Some records:
----------
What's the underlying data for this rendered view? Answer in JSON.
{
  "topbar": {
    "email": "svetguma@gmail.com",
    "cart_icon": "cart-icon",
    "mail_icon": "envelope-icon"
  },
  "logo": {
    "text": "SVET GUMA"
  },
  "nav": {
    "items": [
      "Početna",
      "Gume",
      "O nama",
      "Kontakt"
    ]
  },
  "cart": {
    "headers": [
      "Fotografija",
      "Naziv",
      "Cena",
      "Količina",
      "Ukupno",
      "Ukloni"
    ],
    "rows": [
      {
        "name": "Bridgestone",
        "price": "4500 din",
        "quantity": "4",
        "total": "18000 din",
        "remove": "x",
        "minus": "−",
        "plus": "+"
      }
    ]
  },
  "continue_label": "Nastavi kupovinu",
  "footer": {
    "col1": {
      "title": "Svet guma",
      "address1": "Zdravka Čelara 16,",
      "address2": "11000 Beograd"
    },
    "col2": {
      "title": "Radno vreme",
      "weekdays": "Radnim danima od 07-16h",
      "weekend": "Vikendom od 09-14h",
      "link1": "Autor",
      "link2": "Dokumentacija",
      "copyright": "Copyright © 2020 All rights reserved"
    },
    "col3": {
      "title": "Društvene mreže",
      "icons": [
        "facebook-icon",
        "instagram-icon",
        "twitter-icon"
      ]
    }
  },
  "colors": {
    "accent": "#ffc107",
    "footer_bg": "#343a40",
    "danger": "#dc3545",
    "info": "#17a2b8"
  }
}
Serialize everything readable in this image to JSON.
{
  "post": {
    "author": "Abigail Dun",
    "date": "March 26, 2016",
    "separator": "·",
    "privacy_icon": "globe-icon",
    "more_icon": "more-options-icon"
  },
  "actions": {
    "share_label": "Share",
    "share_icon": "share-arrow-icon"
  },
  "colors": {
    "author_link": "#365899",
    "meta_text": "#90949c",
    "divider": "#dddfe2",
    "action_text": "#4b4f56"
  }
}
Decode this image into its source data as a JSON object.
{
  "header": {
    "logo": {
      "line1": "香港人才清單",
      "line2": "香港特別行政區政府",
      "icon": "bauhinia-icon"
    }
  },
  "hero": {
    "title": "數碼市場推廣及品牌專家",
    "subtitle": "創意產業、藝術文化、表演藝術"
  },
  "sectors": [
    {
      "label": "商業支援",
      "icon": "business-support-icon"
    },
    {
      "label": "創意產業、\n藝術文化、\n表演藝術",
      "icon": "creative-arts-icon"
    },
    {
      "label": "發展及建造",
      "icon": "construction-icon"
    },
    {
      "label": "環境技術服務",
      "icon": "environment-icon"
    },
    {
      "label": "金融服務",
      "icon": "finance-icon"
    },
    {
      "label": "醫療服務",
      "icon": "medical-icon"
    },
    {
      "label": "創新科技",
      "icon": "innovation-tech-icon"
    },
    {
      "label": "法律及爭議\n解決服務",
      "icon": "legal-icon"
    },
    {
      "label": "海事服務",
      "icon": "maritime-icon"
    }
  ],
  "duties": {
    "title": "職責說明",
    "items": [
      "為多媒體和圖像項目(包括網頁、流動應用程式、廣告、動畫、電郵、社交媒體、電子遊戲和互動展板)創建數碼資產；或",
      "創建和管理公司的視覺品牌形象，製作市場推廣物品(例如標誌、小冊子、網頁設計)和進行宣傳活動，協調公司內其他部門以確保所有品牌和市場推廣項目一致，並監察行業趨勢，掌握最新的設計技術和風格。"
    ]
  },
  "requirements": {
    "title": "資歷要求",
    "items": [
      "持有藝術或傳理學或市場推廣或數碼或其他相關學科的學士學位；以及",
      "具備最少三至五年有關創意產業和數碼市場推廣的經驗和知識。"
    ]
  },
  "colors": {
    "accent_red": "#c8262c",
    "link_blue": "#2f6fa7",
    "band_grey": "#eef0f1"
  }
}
----------
Written exercise:
Using the material above, report each line where "data" occurs.

Task output:
What's the underlying data for this rendered view? Answer in JSON.
Decode this image into its source data as a JSON object.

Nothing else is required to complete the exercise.